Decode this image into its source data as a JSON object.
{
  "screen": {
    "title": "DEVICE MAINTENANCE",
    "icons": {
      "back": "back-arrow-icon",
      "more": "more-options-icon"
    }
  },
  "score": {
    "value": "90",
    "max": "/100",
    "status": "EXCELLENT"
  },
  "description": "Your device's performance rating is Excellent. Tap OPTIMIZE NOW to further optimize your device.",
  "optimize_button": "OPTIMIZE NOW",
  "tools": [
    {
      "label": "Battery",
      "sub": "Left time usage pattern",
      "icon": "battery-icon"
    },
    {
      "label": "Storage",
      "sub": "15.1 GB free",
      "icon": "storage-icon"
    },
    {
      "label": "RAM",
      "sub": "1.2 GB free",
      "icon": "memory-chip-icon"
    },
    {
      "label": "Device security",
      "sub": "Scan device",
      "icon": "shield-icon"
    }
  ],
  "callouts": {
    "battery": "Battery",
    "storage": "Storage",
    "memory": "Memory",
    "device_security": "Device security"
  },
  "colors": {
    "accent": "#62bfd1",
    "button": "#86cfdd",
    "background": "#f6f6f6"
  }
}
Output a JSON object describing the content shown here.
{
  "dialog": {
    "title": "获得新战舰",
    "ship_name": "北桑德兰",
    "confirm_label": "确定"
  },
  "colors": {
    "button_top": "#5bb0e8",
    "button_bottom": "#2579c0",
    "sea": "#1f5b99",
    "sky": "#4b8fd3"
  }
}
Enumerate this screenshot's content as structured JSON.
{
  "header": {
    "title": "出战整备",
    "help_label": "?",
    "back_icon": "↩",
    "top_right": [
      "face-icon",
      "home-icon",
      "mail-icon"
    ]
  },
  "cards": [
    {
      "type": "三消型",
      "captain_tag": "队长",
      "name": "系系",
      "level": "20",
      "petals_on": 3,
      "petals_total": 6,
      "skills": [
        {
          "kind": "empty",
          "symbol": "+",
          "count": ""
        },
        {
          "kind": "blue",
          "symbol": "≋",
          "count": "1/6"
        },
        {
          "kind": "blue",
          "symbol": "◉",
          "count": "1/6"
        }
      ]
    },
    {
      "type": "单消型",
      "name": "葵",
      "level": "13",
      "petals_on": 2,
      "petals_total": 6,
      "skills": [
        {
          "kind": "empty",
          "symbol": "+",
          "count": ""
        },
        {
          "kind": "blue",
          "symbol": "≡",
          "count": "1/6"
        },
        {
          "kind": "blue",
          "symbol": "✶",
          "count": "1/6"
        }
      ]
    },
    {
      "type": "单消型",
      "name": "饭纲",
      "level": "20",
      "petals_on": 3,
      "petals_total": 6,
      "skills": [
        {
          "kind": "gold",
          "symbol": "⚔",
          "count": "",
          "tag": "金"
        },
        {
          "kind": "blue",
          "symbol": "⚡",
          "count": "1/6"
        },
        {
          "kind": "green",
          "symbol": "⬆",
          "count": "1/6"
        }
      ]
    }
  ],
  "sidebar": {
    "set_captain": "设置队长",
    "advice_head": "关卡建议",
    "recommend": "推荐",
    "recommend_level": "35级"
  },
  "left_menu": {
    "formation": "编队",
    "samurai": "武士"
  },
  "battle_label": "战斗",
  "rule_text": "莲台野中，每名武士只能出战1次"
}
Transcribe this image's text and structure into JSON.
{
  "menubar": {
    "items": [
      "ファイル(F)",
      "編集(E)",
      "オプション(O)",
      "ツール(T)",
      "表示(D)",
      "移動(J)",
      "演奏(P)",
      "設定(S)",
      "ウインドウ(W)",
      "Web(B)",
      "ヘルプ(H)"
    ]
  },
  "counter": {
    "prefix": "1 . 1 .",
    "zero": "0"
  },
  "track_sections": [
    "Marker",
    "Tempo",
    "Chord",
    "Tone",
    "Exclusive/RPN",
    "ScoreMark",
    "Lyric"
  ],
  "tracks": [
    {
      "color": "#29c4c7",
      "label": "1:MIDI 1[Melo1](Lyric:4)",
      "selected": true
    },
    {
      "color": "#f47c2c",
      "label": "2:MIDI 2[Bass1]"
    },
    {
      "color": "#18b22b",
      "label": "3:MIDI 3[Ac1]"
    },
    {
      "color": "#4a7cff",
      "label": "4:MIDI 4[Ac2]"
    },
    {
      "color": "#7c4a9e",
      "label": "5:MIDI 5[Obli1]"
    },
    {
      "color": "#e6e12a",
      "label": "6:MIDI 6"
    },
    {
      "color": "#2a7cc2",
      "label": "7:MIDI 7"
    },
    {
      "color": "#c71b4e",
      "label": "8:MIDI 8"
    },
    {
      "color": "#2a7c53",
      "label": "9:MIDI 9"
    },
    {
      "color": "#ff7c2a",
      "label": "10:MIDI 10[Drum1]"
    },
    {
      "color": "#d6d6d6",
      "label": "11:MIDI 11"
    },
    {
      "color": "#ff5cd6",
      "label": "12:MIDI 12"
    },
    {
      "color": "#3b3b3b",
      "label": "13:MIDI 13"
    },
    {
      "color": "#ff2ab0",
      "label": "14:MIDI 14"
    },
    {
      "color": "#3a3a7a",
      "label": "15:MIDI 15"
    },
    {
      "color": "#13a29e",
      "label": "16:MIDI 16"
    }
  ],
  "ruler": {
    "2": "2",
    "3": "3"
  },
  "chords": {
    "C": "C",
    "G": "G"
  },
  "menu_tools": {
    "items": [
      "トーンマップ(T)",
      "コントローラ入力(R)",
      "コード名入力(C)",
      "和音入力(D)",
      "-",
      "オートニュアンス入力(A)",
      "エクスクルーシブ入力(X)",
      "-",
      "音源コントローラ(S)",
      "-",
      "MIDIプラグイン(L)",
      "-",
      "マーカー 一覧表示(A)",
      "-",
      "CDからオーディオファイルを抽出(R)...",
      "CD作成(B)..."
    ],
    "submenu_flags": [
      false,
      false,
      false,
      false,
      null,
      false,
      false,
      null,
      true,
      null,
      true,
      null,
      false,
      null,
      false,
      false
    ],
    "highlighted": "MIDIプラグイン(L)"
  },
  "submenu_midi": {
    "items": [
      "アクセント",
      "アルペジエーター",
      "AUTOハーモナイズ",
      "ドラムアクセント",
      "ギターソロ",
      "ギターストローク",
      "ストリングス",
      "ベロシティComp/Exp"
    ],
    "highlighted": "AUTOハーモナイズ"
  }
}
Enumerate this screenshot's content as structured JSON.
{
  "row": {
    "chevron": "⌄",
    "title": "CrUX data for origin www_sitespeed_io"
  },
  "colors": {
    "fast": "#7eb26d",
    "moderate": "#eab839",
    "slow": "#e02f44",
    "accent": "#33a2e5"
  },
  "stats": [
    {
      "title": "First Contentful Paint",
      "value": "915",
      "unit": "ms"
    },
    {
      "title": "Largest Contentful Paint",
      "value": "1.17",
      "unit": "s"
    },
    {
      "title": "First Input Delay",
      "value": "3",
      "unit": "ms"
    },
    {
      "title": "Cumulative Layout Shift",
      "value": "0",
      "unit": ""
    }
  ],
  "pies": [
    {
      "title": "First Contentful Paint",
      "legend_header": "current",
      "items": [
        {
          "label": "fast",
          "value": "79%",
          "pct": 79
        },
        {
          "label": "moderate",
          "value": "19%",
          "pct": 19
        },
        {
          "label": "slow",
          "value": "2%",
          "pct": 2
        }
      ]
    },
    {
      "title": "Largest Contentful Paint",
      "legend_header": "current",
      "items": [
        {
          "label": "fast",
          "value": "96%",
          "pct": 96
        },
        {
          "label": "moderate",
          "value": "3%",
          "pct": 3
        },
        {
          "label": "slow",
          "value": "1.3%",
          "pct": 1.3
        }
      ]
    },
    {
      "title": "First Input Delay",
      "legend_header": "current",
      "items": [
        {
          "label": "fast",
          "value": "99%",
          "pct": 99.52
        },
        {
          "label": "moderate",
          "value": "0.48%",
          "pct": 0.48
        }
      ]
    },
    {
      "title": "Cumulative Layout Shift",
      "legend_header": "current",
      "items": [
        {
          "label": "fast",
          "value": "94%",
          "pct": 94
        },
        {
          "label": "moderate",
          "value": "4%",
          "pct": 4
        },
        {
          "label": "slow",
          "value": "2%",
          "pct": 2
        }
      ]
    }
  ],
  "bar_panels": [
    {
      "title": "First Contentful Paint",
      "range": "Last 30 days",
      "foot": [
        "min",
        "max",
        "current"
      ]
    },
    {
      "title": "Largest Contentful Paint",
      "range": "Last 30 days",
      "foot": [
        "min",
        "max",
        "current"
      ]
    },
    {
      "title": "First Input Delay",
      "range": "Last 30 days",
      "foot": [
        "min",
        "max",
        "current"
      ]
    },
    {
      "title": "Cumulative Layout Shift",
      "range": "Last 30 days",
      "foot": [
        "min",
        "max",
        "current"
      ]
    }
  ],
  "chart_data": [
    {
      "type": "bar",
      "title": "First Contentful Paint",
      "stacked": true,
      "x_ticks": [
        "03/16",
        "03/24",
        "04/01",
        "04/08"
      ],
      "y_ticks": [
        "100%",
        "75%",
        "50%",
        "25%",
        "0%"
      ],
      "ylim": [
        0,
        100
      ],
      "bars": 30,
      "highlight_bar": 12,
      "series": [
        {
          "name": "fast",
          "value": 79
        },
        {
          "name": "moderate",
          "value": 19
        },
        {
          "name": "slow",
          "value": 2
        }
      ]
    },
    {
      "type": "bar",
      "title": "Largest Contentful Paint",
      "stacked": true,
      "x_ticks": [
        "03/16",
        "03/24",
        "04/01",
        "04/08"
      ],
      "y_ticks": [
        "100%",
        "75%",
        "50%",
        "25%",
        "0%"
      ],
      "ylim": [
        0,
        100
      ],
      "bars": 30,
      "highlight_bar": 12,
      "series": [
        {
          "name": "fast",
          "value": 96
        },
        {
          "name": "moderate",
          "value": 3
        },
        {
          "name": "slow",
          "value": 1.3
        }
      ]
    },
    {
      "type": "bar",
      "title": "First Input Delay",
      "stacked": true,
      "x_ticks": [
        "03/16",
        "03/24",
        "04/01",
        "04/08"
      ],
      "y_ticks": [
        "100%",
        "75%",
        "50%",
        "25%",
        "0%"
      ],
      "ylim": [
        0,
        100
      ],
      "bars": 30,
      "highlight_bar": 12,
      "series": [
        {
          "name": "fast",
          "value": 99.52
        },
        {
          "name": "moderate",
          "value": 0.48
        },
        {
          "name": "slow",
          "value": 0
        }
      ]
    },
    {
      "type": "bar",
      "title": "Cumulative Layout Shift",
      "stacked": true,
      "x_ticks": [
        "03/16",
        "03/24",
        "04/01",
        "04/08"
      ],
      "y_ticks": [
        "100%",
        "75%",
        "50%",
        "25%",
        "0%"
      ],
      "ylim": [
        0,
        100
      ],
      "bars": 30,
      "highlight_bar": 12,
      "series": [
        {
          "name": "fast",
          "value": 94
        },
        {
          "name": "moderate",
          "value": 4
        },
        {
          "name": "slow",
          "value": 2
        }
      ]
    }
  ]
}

■ ■ ■ ■ ■ ■ ■

**What the task asks:** Find all lines holding the string "MIDIプラグイン" and copy them.

**Worked solution:**
      "MIDIプラグイン(L)",
    "highlighted": "MIDIプラグイン(L)"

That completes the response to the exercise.